- **Supplied data**:

+-------+

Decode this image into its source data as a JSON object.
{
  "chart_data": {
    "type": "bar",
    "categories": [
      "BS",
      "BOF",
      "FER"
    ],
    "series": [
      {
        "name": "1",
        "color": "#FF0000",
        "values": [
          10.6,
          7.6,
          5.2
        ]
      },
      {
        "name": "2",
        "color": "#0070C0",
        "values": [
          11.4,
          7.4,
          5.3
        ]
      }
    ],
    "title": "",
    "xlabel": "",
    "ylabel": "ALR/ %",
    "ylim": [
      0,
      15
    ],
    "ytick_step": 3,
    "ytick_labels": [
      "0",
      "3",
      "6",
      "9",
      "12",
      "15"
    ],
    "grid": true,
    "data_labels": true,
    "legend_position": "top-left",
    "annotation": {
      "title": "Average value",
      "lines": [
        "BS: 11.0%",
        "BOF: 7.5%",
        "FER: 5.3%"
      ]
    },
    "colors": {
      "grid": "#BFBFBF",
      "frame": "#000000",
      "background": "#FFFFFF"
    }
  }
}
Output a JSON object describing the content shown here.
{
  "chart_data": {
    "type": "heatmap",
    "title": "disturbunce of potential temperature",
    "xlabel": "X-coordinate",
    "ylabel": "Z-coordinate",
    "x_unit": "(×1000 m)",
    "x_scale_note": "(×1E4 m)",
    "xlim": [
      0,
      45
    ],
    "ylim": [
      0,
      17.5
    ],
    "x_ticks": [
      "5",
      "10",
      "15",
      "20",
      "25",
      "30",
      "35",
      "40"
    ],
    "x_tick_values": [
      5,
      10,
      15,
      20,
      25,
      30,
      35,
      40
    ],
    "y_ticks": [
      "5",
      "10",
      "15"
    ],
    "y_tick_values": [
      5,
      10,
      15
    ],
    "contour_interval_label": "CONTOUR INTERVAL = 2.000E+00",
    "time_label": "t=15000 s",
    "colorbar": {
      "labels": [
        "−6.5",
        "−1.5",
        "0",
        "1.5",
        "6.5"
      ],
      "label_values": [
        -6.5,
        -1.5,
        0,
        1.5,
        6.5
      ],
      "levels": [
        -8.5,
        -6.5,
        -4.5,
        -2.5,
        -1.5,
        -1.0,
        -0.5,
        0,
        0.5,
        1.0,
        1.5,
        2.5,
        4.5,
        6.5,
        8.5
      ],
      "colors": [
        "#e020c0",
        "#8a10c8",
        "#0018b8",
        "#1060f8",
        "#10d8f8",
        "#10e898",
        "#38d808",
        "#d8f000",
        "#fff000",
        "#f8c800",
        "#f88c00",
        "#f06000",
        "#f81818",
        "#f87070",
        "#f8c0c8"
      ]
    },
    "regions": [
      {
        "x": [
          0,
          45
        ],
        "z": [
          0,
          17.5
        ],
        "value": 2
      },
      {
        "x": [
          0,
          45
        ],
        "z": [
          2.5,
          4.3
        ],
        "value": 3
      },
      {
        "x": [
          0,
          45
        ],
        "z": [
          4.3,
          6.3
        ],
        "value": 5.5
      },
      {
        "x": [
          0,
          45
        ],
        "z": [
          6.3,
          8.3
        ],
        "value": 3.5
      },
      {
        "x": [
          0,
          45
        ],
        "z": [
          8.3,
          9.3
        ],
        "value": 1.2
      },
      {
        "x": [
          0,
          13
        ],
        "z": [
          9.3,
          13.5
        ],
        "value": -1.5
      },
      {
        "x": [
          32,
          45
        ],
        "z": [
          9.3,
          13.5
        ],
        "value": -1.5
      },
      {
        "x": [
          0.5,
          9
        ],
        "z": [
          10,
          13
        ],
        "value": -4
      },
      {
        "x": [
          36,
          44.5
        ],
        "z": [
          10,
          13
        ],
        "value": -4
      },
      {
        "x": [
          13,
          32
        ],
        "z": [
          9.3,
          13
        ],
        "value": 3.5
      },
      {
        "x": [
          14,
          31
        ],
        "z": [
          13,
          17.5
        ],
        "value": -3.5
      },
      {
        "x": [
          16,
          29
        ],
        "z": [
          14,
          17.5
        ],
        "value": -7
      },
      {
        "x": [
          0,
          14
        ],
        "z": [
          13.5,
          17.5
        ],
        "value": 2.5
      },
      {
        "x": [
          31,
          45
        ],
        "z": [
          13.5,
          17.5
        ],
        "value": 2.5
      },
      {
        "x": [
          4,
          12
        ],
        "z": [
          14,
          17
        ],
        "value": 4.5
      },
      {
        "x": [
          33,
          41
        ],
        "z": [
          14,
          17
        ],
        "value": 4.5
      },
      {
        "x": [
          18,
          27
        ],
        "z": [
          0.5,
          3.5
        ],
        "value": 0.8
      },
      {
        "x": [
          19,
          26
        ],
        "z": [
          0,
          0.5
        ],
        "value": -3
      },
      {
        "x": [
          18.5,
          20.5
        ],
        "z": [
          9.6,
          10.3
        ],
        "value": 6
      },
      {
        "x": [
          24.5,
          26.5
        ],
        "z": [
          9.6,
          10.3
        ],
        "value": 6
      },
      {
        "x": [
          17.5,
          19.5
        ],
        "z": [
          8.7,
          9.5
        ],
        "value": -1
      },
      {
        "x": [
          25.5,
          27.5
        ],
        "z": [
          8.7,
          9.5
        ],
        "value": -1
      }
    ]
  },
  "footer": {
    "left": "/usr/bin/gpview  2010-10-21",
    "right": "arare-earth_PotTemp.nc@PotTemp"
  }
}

+-------+

- **Stated goal**: Leave out every line without the string "JSON" and copy the rest.

- **Written answer**:
Decode this image into its source data as a JSON object.
Output a JSON object describing the content shown here.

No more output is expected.